Go through the entries one line at a time, and gather every line that has the word "title".

[BEGIN]

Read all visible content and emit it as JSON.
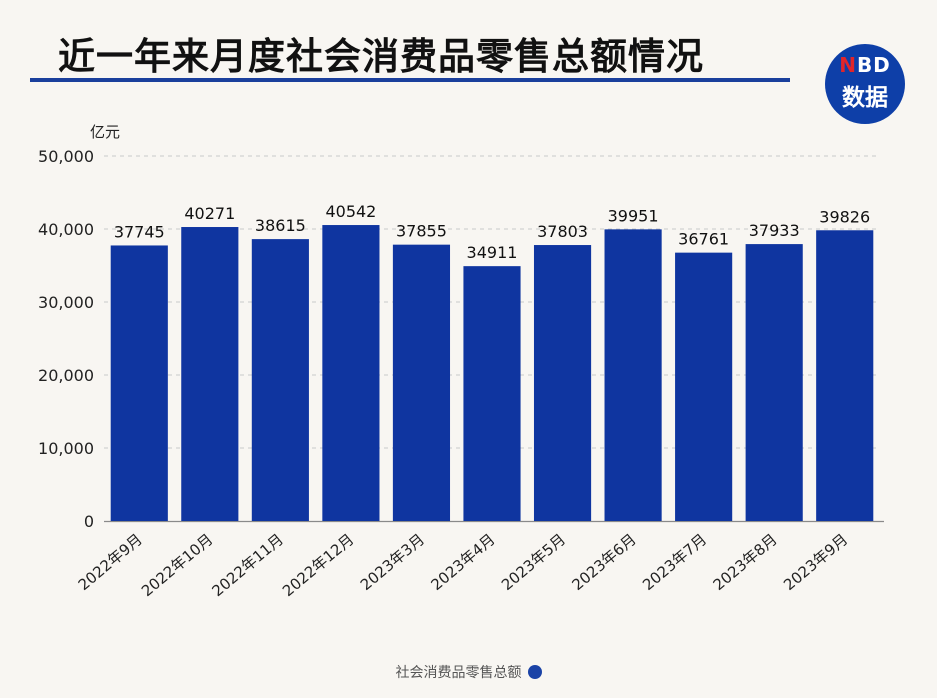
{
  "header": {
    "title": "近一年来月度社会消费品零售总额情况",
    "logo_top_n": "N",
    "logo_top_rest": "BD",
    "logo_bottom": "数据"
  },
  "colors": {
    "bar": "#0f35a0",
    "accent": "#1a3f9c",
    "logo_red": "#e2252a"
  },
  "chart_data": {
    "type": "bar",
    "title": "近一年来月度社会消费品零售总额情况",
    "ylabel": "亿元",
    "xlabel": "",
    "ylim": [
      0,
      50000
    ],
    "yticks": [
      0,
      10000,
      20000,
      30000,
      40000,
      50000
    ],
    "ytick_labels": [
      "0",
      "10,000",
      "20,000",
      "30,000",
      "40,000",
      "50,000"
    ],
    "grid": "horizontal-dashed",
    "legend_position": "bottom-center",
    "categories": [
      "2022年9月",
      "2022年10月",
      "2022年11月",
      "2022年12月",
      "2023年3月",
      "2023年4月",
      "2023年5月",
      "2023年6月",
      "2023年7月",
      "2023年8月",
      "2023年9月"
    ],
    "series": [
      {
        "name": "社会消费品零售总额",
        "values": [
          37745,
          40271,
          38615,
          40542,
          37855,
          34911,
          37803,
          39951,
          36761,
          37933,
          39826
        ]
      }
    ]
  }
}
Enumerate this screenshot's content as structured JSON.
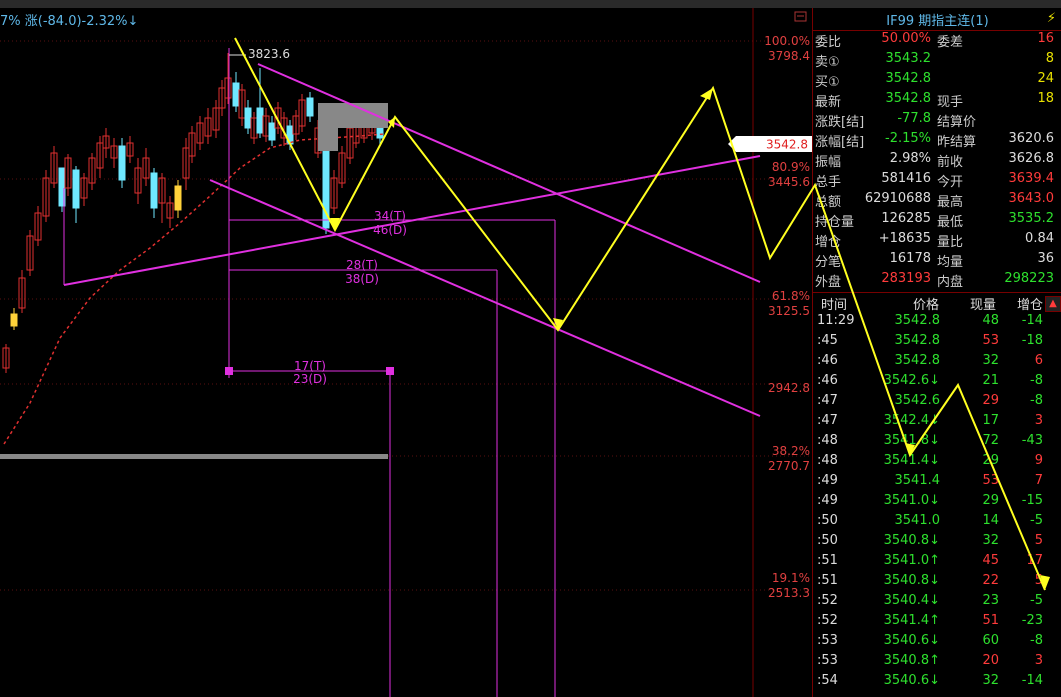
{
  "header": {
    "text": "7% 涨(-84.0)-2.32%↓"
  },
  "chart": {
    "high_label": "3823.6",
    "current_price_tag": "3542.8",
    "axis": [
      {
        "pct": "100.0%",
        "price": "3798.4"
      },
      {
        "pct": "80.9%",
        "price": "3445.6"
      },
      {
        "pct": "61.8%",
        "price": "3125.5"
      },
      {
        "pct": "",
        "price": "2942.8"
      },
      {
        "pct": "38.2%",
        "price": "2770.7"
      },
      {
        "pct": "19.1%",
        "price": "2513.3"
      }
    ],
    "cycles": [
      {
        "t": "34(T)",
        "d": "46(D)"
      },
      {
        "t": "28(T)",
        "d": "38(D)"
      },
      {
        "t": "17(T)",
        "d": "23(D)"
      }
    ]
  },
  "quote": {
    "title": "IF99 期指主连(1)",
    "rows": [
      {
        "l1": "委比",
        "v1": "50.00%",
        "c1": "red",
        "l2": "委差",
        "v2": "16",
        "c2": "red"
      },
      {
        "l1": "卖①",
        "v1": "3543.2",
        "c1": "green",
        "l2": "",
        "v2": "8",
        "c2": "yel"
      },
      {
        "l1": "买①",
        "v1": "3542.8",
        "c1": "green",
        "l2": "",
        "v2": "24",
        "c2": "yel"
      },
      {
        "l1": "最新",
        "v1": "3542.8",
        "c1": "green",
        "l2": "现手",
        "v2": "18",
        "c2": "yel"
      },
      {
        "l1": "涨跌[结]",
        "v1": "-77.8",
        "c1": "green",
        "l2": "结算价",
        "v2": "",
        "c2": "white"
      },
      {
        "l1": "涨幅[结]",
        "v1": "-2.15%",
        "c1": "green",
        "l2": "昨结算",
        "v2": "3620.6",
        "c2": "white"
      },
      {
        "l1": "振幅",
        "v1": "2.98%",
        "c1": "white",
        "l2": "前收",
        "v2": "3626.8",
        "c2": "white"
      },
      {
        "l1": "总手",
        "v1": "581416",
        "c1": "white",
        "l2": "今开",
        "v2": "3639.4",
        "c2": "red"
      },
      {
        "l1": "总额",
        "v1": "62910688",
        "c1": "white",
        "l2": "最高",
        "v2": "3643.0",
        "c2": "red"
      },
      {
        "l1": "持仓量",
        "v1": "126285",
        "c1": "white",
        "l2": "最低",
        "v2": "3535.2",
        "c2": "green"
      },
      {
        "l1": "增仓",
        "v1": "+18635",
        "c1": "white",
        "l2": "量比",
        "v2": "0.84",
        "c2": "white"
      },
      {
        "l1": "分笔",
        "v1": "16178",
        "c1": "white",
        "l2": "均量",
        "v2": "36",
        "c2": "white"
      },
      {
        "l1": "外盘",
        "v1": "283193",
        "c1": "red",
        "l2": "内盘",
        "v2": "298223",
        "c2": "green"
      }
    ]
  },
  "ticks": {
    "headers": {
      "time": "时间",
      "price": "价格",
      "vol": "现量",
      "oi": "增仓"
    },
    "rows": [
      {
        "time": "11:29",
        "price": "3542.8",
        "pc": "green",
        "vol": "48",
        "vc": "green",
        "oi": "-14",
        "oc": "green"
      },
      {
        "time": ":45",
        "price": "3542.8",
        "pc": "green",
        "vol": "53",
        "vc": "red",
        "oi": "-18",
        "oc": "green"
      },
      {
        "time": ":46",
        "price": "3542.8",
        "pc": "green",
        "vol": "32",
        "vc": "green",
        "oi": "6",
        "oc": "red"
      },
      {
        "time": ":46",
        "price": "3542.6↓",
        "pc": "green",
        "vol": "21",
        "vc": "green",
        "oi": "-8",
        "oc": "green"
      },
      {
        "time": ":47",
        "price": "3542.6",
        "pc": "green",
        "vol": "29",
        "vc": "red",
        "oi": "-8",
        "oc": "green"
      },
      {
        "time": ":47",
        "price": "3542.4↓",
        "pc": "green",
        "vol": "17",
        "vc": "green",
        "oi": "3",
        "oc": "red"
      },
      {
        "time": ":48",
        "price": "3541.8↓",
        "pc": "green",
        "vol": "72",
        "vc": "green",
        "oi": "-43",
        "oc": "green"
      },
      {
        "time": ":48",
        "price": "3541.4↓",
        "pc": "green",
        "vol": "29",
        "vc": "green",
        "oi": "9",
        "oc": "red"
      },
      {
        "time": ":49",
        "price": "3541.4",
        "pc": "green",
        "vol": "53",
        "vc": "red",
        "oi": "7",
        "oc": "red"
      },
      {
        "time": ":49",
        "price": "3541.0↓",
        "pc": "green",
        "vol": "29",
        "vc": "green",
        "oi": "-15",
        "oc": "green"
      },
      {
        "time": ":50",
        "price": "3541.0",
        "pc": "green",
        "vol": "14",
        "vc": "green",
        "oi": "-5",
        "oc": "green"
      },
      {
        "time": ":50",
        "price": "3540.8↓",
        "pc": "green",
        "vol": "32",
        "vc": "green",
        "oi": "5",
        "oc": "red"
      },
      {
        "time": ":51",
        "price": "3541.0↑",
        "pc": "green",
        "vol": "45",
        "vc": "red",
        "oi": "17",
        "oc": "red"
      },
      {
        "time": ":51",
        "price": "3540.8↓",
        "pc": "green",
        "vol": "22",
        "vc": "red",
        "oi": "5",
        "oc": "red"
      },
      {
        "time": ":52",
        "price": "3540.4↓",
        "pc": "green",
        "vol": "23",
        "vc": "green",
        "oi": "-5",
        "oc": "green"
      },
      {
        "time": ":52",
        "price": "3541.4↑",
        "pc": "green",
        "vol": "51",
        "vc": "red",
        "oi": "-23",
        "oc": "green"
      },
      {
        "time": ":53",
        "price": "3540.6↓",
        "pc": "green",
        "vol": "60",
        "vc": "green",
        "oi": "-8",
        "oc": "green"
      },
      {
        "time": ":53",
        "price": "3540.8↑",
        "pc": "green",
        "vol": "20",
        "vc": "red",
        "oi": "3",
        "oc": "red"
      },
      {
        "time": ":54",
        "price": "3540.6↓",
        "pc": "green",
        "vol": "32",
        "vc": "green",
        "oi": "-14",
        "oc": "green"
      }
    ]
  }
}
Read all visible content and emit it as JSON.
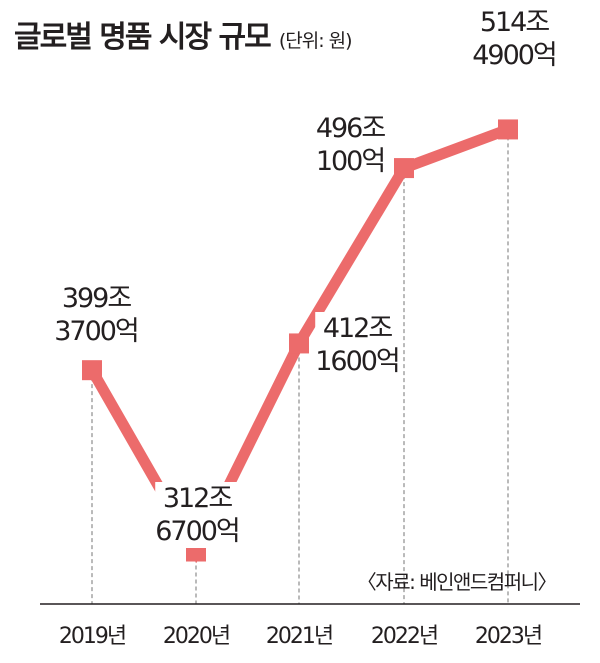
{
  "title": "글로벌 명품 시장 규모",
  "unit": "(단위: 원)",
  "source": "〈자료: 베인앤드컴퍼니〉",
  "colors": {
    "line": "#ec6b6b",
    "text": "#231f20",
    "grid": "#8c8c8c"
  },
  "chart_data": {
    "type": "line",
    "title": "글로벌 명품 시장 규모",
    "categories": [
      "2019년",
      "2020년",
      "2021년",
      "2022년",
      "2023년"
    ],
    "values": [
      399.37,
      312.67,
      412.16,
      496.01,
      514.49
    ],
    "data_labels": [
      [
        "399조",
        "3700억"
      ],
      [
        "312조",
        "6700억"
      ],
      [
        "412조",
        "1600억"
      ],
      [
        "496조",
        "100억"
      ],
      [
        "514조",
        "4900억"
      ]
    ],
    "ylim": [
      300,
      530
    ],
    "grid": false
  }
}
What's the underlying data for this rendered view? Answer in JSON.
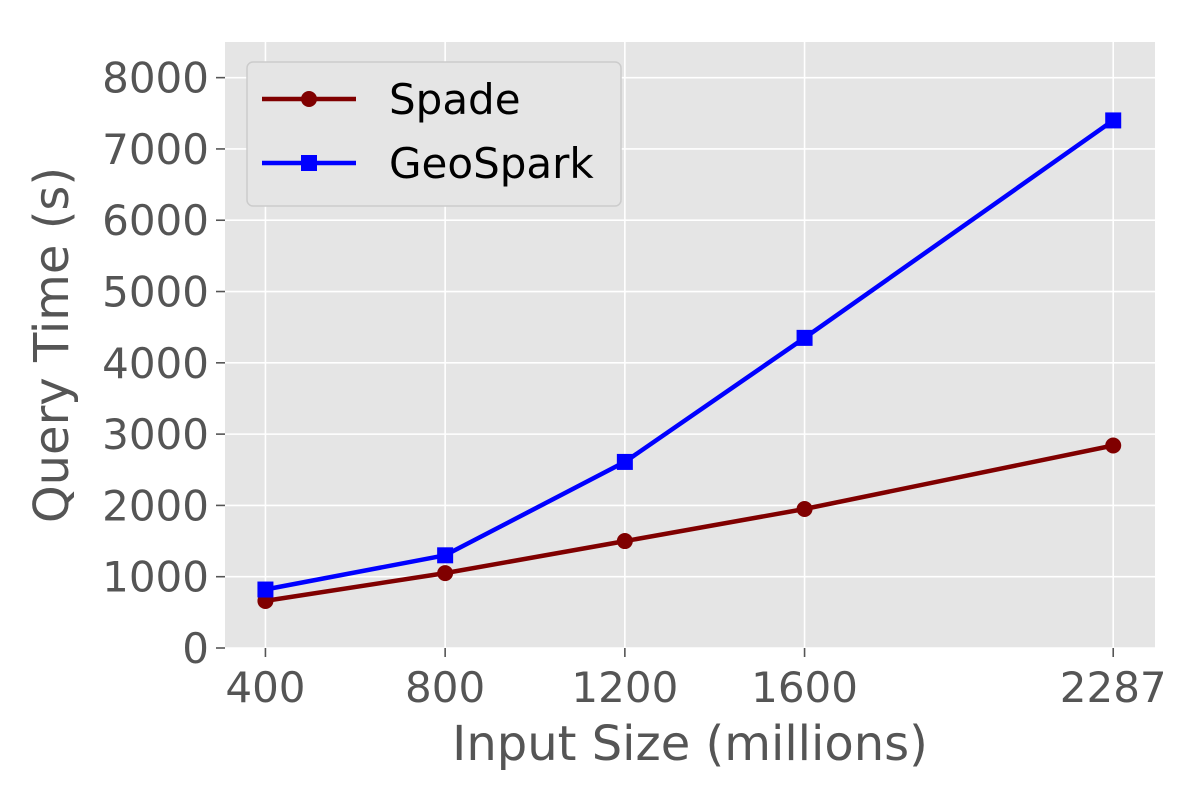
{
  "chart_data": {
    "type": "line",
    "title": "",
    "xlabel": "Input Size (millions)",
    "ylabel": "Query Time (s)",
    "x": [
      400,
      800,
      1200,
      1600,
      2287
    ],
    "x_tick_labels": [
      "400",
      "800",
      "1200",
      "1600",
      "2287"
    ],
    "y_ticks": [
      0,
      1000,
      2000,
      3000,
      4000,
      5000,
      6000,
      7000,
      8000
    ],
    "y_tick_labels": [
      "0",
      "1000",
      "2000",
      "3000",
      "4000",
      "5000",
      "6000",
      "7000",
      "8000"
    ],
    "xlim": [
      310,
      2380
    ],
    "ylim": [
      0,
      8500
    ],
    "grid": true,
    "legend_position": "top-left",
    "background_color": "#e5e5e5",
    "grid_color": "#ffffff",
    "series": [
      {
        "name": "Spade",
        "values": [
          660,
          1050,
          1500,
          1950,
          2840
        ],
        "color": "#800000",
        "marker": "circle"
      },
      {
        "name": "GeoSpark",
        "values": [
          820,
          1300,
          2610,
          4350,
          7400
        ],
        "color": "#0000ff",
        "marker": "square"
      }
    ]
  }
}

[END]

- Written response -
    "title": "近一年来月度社会消费品零售总额情况",
    "title": "近一年来月度社会消费品零售总额情况",
    "title": "IF99 期指主连(1)",
  "title": "글로벌 명품 시장 규모",
    "title": "글로벌 명품 시장 규모",
    "title": "",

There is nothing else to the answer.